Extract each line of the records below that contains the word "Precision".

= GIVEN INFORMATION =
****************

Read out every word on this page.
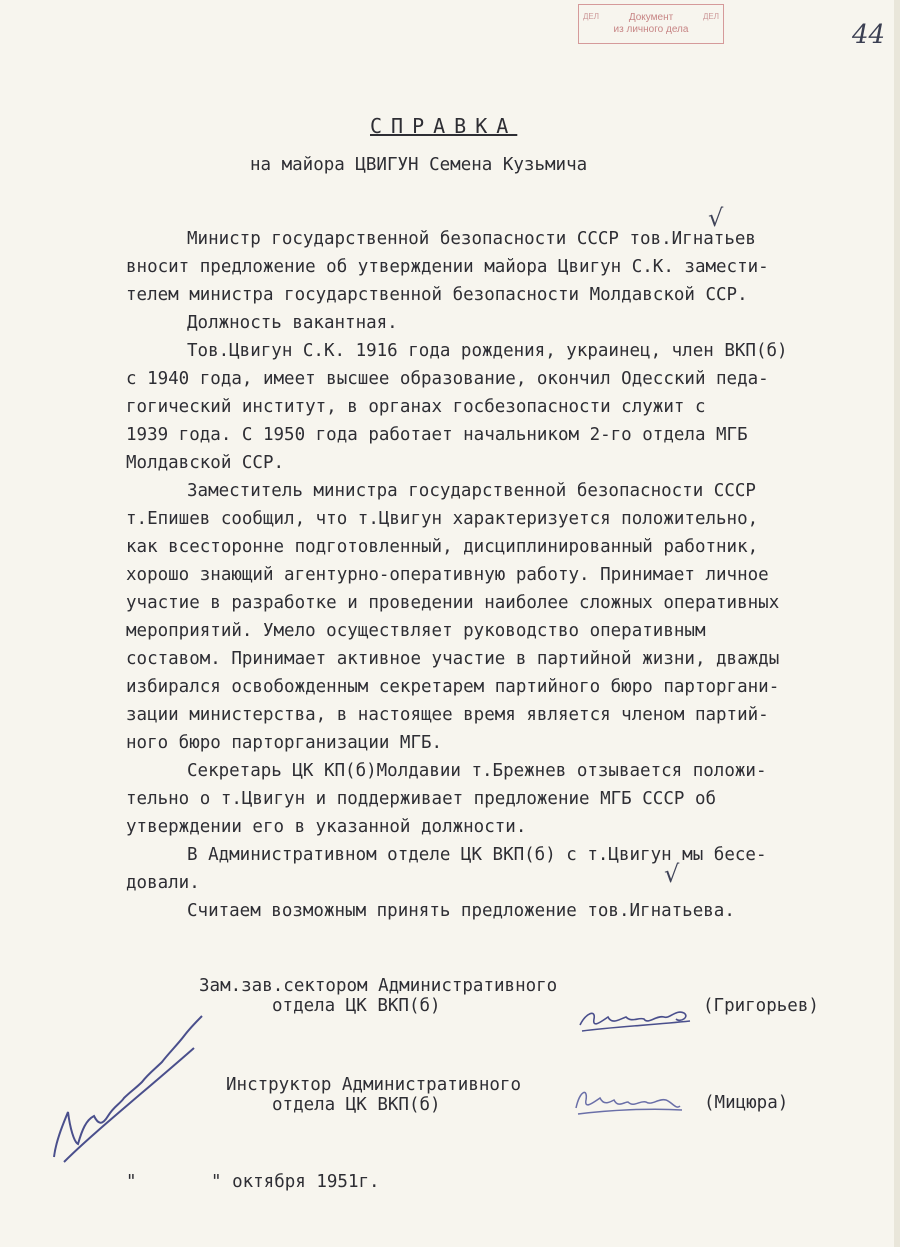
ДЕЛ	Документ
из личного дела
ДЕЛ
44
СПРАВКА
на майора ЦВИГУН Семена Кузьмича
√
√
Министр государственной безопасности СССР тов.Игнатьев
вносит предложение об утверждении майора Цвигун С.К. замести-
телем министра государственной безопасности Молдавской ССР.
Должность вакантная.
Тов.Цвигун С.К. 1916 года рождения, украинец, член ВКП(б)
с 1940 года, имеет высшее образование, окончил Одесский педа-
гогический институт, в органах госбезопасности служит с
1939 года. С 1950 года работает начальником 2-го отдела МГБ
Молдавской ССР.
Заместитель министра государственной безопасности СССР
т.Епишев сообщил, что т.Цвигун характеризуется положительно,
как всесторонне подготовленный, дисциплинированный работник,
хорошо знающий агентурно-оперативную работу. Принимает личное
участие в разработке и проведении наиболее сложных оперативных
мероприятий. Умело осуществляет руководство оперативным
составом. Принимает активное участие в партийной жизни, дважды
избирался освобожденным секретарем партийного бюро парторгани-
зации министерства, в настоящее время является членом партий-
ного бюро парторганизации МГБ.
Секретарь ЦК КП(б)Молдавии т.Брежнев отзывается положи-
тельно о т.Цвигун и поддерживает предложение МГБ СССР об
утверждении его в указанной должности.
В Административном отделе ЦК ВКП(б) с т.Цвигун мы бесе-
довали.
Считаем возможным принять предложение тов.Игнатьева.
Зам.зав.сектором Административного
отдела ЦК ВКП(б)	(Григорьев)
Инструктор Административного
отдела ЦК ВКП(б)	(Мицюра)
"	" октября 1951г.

****************

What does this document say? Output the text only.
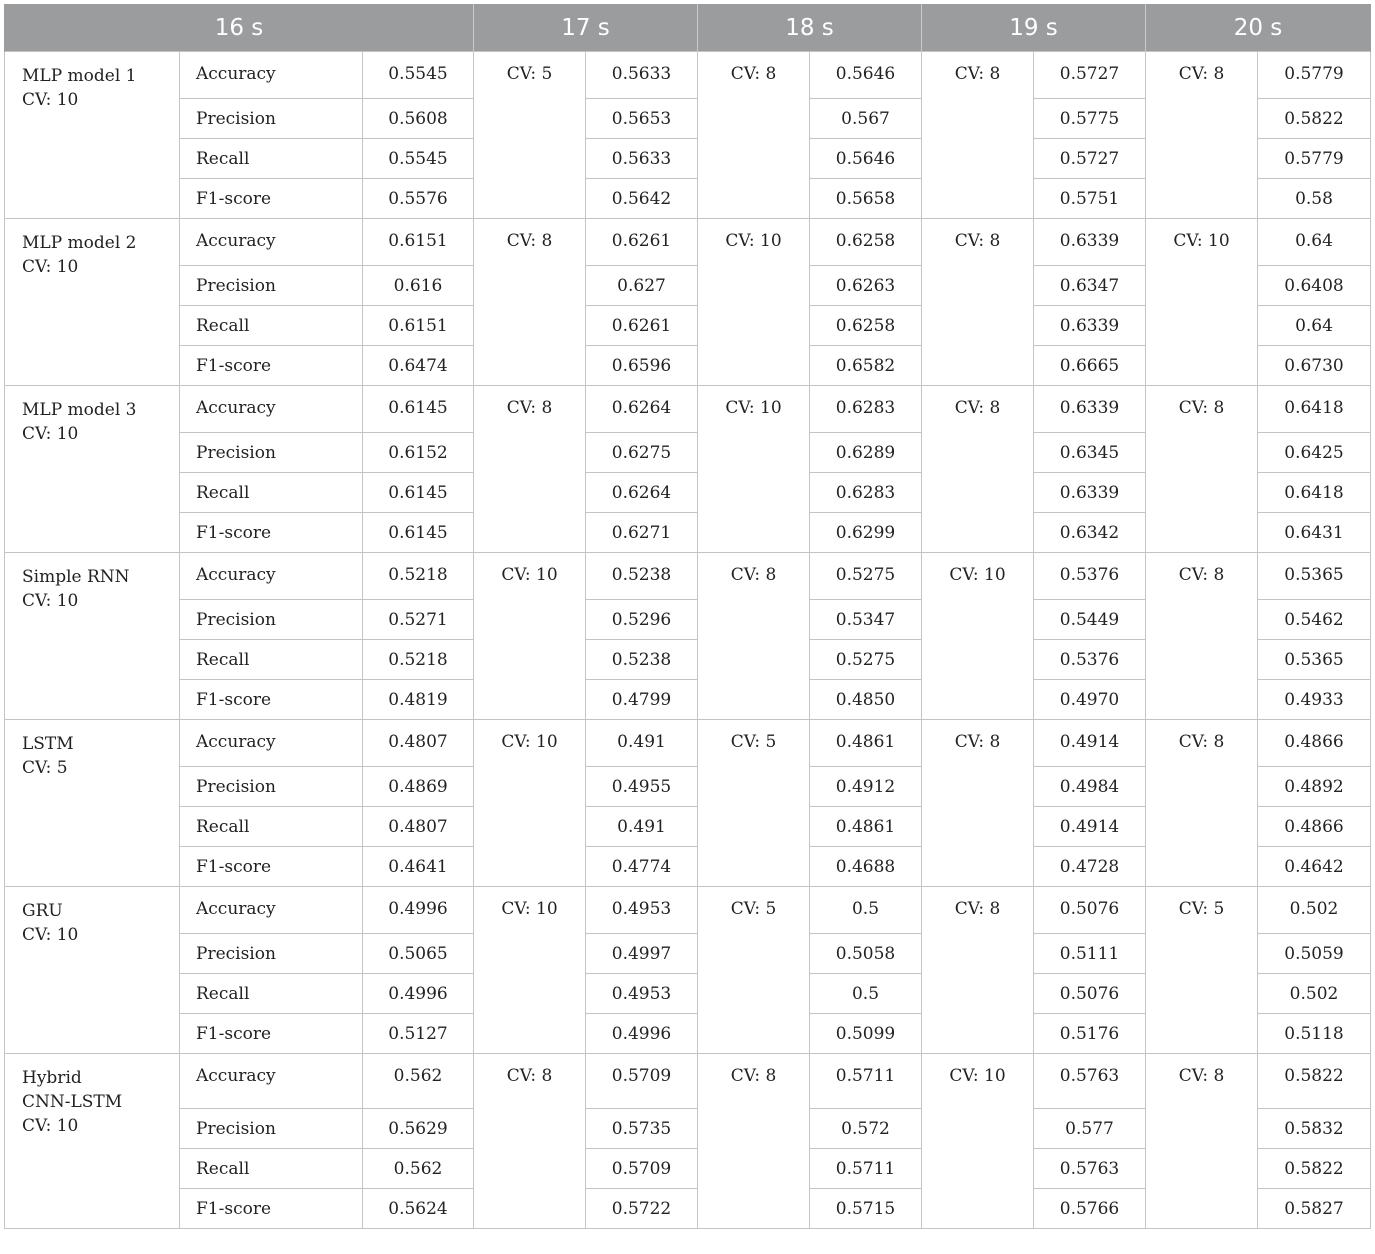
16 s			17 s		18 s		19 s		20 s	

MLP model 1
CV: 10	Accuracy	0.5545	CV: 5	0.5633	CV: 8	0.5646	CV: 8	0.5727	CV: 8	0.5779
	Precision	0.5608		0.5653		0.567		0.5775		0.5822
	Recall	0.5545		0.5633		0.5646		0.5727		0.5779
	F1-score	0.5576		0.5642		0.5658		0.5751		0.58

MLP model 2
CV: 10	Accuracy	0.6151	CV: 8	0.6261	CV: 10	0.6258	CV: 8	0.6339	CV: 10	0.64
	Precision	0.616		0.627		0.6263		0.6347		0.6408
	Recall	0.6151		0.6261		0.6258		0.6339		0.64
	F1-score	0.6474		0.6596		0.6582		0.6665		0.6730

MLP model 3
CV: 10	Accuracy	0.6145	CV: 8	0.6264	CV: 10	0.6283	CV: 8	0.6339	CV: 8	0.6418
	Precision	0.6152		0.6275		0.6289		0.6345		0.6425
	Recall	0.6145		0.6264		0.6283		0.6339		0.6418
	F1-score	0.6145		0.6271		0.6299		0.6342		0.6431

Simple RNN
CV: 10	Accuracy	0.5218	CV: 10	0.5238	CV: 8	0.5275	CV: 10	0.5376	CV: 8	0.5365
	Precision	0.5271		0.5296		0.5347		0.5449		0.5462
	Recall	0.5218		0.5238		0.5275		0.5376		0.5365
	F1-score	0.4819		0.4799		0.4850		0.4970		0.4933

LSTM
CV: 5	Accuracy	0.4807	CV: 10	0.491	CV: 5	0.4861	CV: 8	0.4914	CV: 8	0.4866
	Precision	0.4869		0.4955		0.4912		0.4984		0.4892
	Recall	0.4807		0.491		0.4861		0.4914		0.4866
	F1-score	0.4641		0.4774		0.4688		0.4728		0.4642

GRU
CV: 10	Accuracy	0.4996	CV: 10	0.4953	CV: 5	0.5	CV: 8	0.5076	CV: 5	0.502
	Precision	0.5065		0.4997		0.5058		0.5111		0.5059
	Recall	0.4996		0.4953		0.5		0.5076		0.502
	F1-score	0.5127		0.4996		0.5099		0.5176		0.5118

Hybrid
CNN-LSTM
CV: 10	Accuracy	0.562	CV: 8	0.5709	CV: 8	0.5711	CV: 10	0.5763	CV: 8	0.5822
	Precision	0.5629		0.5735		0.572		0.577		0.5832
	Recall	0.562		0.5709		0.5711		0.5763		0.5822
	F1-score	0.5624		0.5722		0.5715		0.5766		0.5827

****************

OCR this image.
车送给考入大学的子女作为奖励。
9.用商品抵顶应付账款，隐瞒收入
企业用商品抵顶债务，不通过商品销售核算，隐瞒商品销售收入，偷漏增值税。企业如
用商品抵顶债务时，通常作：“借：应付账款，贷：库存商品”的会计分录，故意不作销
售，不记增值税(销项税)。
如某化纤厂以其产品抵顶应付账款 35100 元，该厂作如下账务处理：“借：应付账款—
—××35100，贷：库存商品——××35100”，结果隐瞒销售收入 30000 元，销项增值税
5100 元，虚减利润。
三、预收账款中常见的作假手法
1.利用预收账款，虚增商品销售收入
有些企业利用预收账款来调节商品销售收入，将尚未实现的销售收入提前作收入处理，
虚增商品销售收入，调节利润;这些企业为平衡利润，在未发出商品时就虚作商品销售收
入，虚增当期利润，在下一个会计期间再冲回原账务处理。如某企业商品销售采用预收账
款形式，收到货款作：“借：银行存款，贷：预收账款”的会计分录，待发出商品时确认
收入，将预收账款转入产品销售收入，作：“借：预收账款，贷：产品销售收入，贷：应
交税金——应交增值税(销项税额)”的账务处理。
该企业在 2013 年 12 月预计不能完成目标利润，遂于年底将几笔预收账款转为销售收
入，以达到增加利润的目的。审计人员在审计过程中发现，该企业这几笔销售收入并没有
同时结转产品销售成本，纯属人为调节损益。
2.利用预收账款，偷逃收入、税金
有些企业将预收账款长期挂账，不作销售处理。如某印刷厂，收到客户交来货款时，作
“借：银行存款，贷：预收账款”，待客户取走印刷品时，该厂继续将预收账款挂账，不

****************

= EXERCISE RESULT =
	Precision	0.5608		0.5653		0.567		0.5775		0.5822
	Precision	0.616		0.627		0.6263		0.6347		0.6408
	Precision	0.6152		0.6275		0.6289		0.6345		0.6425
	Precision	0.5271		0.5296		0.5347		0.5449		0.5462
	Precision	0.4869		0.4955		0.4912		0.4984		0.4892
	Precision	0.5065		0.4997		0.5058		0.5111		0.5059
	Precision	0.5629		0.5735		0.572		0.577		0.5832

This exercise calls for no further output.